* begin *

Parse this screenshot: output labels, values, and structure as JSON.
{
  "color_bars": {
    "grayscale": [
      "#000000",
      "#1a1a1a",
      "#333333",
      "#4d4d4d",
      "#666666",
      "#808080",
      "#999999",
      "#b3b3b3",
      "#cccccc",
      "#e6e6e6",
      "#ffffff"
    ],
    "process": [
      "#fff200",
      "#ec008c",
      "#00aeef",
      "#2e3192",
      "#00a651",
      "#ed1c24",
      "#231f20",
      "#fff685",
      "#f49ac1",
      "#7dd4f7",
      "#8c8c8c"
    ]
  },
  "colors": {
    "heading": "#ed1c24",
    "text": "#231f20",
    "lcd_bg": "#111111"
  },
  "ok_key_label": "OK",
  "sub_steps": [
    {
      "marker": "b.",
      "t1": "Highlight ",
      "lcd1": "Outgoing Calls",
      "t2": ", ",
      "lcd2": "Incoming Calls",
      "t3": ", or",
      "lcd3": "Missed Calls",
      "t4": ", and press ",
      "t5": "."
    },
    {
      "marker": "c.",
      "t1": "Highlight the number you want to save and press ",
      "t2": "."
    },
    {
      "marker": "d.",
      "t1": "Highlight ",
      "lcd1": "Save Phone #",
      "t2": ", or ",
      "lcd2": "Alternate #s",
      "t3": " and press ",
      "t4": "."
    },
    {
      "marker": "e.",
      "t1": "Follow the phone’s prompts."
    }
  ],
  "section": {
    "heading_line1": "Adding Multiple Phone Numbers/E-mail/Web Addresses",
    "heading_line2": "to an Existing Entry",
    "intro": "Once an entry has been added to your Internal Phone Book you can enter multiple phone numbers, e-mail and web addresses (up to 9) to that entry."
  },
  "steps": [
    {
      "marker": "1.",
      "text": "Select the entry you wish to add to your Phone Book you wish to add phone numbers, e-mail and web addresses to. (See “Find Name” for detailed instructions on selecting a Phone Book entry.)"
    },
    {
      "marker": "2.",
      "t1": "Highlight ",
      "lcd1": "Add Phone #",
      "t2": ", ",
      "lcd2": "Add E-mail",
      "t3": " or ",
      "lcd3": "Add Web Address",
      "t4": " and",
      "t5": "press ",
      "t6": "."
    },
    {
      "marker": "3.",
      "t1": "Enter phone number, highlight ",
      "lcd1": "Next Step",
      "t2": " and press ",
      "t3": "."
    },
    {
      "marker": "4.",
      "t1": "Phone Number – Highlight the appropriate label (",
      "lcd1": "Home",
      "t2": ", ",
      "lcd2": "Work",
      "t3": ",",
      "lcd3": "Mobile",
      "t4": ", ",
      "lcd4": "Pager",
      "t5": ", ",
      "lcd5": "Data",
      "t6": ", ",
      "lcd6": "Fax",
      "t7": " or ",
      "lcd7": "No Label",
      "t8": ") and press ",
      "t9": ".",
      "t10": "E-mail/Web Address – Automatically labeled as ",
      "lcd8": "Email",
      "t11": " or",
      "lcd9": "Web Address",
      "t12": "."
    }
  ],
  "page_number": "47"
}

* end *

Retype the data in full and match it exactly.

Parse this screenshot: output labels, values, and structure as JSON.
{
  "color_bars": {
    "grayscale": [
      "#000000",
      "#1a1a1a",
      "#333333",
      "#4d4d4d",
      "#666666",
      "#808080",
      "#999999",
      "#b3b3b3",
      "#cccccc",
      "#e6e6e6",
      "#ffffff"
    ],
    "process": [
      "#fff200",
      "#ec008c",
      "#00aeef",
      "#2e3192",
      "#00a651",
      "#ed1c24",
      "#231f20",
      "#fff685",
      "#f49ac1",
      "#7dd4f7",
      "#8c8c8c"
    ]
  },
  "colors": {
    "heading": "#ed1c24",
    "text": "#231f20",
    "lcd_bg": "#111111"
  },
  "ok_key_label": "OK",
  "sub_steps": [
    {
      "marker": "b.",
      "t1": "Highlight ",
      "lcd1": "Outgoing Calls",
      "t2": ", ",
      "lcd2": "Incoming Calls",
      "t3": ", or",
      "lcd3": "Missed Calls",
      "t4": ", and press ",
      "t5": "."
    },
    {
      "marker": "c.",
      "t1": "Highlight the number you want to save and press ",
      "t2": "."
    },
    {
      "marker": "d.",
      "t1": "Highlight ",
      "lcd1": "Save Phone #",
      "t2": ", or ",
      "lcd2": "Alternate #s",
      "t3": " and press ",
      "t4": "."
    },
    {
      "marker": "e.",
      "t1": "Follow the phone’s prompts."
    }
  ],
  "section": {
    "heading_line1": "Adding Multiple Phone Numbers/E-mail/Web Addresses",
    "heading_line2": "to an Existing Entry",
    "intro": "Once an entry has been added to your Internal Phone Book you can enter multiple phone numbers, e-mail and web addresses (up to 9) to that entry."
  },
  "steps": [
    {
      "marker": "1.",
      "text": "Select the entry you wish to add to your Phone Book you wish to add phone numbers, e-mail and web addresses to. (See “Find Name” for detailed instructions on selecting a Phone Book entry.)"
    },
    {
      "marker": "2.",
      "t1": "Highlight ",
      "lcd1": "Add Phone #",
      "t2": ", ",
      "lcd2": "Add E-mail",
      "t3": " or ",
      "lcd3": "Add Web Address",
      "t4": " and",
      "t5": "press ",
      "t6": "."
    },
    {
      "marker": "3.",
      "t1": "Enter phone number, highlight ",
      "lcd1": "Next Step",
      "t2": " and press ",
      "t3": "."
    },
    {
      "marker": "4.",
      "t1": "Phone Number – Highlight the appropriate label (",
      "lcd1": "Home",
      "t2": ", ",
      "lcd2": "Work",
      "t3": ",",
      "lcd3": "Mobile",
      "t4": ", ",
      "lcd4": "Pager",
      "t5": ", ",
      "lcd5": "Data",
      "t6": ", ",
      "lcd6": "Fax",
      "t7": " or ",
      "lcd7": "No Label",
      "t8": ") and press ",
      "t9": ".",
      "t10": "E-mail/Web Address – Automatically labeled as ",
      "lcd8": "Email",
      "t11": " or",
      "lcd9": "Web Address",
      "t12": "."
    }
  ],
  "page_number": "47"
}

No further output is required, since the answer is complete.